## Start Source data

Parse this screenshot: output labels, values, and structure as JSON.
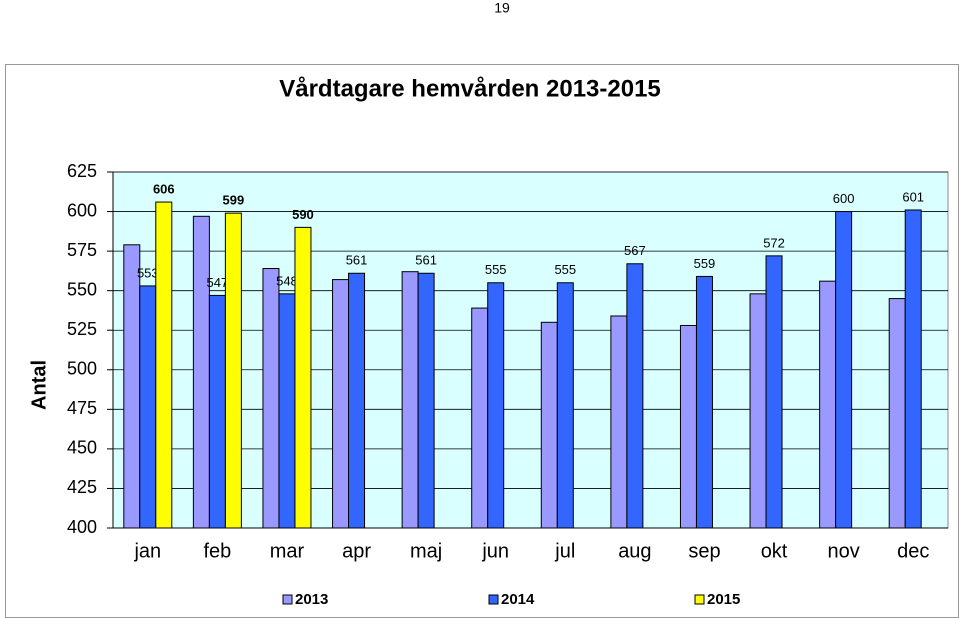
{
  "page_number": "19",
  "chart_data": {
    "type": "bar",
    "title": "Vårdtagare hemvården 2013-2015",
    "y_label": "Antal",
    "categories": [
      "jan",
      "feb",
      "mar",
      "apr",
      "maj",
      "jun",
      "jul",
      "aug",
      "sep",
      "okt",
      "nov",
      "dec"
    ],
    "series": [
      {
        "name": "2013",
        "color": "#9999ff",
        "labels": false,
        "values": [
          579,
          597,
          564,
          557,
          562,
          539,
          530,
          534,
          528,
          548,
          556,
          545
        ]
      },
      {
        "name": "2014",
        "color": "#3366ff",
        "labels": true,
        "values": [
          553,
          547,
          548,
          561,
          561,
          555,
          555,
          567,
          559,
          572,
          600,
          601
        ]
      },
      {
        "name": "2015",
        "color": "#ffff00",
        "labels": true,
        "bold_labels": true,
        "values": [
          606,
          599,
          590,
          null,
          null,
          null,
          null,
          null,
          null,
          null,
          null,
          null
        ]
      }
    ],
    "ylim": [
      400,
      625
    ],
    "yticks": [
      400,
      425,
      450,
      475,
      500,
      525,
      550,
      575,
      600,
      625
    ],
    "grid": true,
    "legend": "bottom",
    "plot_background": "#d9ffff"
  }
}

## End Source data
## Start Source data

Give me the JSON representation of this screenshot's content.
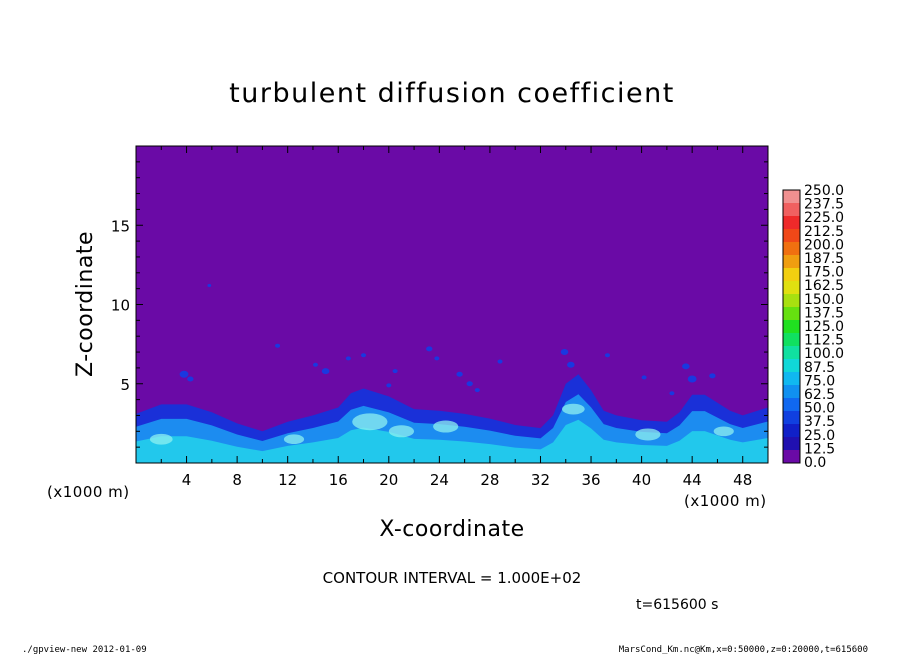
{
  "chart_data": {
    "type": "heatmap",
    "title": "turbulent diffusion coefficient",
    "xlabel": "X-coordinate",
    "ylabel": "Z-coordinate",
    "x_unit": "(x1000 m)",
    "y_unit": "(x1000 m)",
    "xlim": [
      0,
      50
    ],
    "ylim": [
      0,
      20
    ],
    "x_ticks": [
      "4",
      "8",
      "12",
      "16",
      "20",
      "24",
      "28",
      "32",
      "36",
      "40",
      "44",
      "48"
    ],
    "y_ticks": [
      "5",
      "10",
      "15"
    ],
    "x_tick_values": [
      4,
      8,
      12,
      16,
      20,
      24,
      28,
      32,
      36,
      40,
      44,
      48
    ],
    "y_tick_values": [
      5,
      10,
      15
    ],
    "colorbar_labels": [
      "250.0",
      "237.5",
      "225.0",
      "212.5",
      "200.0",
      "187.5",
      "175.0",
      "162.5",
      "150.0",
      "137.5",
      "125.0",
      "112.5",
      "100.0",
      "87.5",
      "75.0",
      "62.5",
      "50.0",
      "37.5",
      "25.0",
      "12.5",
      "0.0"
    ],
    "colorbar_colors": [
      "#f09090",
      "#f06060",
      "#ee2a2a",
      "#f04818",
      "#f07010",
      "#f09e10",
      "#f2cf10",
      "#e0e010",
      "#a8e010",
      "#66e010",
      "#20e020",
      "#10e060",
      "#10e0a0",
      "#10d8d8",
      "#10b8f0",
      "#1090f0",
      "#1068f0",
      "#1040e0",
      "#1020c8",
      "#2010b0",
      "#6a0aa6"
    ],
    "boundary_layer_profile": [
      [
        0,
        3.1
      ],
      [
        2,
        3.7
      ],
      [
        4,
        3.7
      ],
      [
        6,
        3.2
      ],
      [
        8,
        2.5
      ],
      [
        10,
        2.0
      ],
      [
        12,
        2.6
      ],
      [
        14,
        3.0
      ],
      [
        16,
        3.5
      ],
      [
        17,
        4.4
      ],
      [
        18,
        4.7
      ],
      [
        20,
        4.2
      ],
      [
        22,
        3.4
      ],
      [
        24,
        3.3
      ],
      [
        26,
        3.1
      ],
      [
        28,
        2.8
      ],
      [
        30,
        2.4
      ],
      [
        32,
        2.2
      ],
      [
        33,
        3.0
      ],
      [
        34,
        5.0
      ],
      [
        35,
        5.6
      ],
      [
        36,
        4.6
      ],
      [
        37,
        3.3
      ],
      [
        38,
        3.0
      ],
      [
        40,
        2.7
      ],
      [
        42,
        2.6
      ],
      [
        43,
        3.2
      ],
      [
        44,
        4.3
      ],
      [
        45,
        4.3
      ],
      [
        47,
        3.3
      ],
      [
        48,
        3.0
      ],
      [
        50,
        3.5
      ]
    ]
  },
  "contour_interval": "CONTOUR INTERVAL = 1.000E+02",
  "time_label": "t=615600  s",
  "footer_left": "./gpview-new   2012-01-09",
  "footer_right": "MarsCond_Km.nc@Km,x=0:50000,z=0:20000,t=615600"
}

## End Source data

Description of the task:
Collect, from the material above, every line containing the word "JSON".

Response to the exercise:
Parse this screenshot: output labels, values, and structure as JSON.
Give me the JSON representation of this screenshot's content.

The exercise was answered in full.